> **INPUT ROWS**:
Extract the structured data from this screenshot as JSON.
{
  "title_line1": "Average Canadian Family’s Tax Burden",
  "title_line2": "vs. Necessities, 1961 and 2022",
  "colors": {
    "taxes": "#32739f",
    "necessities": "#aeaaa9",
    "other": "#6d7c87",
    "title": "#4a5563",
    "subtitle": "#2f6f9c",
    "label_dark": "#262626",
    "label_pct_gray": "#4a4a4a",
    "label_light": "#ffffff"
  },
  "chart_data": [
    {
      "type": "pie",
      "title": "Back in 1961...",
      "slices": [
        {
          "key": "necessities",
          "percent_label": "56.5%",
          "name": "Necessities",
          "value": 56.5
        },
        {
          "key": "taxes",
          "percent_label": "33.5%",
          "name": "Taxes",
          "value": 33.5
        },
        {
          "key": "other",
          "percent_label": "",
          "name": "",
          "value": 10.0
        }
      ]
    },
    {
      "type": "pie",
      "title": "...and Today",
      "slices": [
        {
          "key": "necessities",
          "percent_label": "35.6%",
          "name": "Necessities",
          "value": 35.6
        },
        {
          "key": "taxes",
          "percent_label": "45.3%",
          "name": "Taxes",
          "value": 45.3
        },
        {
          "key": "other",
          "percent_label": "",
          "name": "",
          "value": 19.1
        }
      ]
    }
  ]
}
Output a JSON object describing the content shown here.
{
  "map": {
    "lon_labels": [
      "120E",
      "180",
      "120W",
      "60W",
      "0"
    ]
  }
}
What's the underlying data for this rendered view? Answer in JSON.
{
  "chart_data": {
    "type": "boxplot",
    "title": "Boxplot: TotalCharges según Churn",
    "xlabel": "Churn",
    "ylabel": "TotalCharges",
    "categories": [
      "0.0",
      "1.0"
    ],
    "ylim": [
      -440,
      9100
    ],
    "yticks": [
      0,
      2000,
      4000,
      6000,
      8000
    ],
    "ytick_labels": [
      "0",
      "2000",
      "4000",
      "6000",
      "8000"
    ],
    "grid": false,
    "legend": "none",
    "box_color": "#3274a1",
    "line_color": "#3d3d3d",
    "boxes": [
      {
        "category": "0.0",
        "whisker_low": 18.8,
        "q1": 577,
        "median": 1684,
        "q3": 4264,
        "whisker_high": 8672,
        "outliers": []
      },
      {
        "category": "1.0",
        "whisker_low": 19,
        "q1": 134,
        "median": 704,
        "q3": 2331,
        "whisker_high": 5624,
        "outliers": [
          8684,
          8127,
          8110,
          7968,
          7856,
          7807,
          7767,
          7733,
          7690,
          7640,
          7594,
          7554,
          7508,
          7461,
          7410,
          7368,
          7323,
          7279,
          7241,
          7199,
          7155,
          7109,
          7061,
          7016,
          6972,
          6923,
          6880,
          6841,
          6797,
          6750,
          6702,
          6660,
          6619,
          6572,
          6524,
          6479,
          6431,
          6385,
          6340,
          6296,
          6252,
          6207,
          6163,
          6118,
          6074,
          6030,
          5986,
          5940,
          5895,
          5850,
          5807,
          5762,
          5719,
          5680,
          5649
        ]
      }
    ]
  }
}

> **WRITTEN REQUEST**:
Reproduce the full listing word for word.

> **RESPONSE**:
Extract the structured data from this screenshot as JSON.
{
  "title_line1": "Average Canadian Family’s Tax Burden",
  "title_line2": "vs. Necessities, 1961 and 2022",
  "colors": {
    "taxes": "#32739f",
    "necessities": "#aeaaa9",
    "other": "#6d7c87",
    "title": "#4a5563",
    "subtitle": "#2f6f9c",
    "label_dark": "#262626",
    "label_pct_gray": "#4a4a4a",
    "label_light": "#ffffff"
  },
  "chart_data": [
    {
      "type": "pie",
      "title": "Back in 1961...",
      "slices": [
        {
          "key": "necessities",
          "percent_label": "56.5%",
          "name": "Necessities",
          "value": 56.5
        },
        {
          "key": "taxes",
          "percent_label": "33.5%",
          "name": "Taxes",
          "value": 33.5
        },
        {
          "key": "other",
          "percent_label": "",
          "name": "",
          "value": 10.0
        }
      ]
    },
    {
      "type": "pie",
      "title": "...and Today",
      "slices": [
        {
          "key": "necessities",
          "percent_label": "35.6%",
          "name": "Necessities",
          "value": 35.6
        },
        {
          "key": "taxes",
          "percent_label": "45.3%",
          "name": "Taxes",
          "value": 45.3
        },
        {
          "key": "other",
          "percent_label": "",
          "name": "",
          "value": 19.1
        }
      ]
    }
  ]
}
Output a JSON object describing the content shown here.
{
  "map": {
    "lon_labels": [
      "120E",
      "180",
      "120W",
      "60W",
      "0"
    ]
  }
}
What's the underlying data for this rendered view? Answer in JSON.
{
  "chart_data": {
    "type": "boxplot",
    "title": "Boxplot: TotalCharges según Churn",
    "xlabel": "Churn",
    "ylabel": "TotalCharges",
    "categories": [
      "0.0",
      "1.0"
    ],
    "ylim": [
      -440,
      9100
    ],
    "yticks": [
      0,
      2000,
      4000,
      6000,
      8000
    ],
    "ytick_labels": [
      "0",
      "2000",
      "4000",
      "6000",
      "8000"
    ],
    "grid": false,
    "legend": "none",
    "box_color": "#3274a1",
    "line_color": "#3d3d3d",
    "boxes": [
      {
        "category": "0.0",
        "whisker_low": 18.8,
        "q1": 577,
        "median": 1684,
        "q3": 4264,
        "whisker_high": 8672,
        "outliers": []
      },
      {
        "category": "1.0",
        "whisker_low": 19,
        "q1": 134,
        "median": 704,
        "q3": 2331,
        "whisker_high": 5624,
        "outliers": [
          8684,
          8127,
          8110,
          7968,
          7856,
          7807,
          7767,
          7733,
          7690,
          7640,
          7594,
          7554,
          7508,
          7461,
          7410,
          7368,
          7323,
          7279,
          7241,
          7199,
          7155,
          7109,
          7061,
          7016,
          6972,
          6923,
          6880,
          6841,
          6797,
          6750,
          6702,
          6660,
          6619,
          6572,
          6524,
          6479,
          6431,
          6385,
          6340,
          6296,
          6252,
          6207,
          6163,
          6118,
          6074,
          6030,
          5986,
          5940,
          5895,
          5850,
          5807,
          5762,
          5719,
          5680,
          5649
        ]
      }
    ]
  }
}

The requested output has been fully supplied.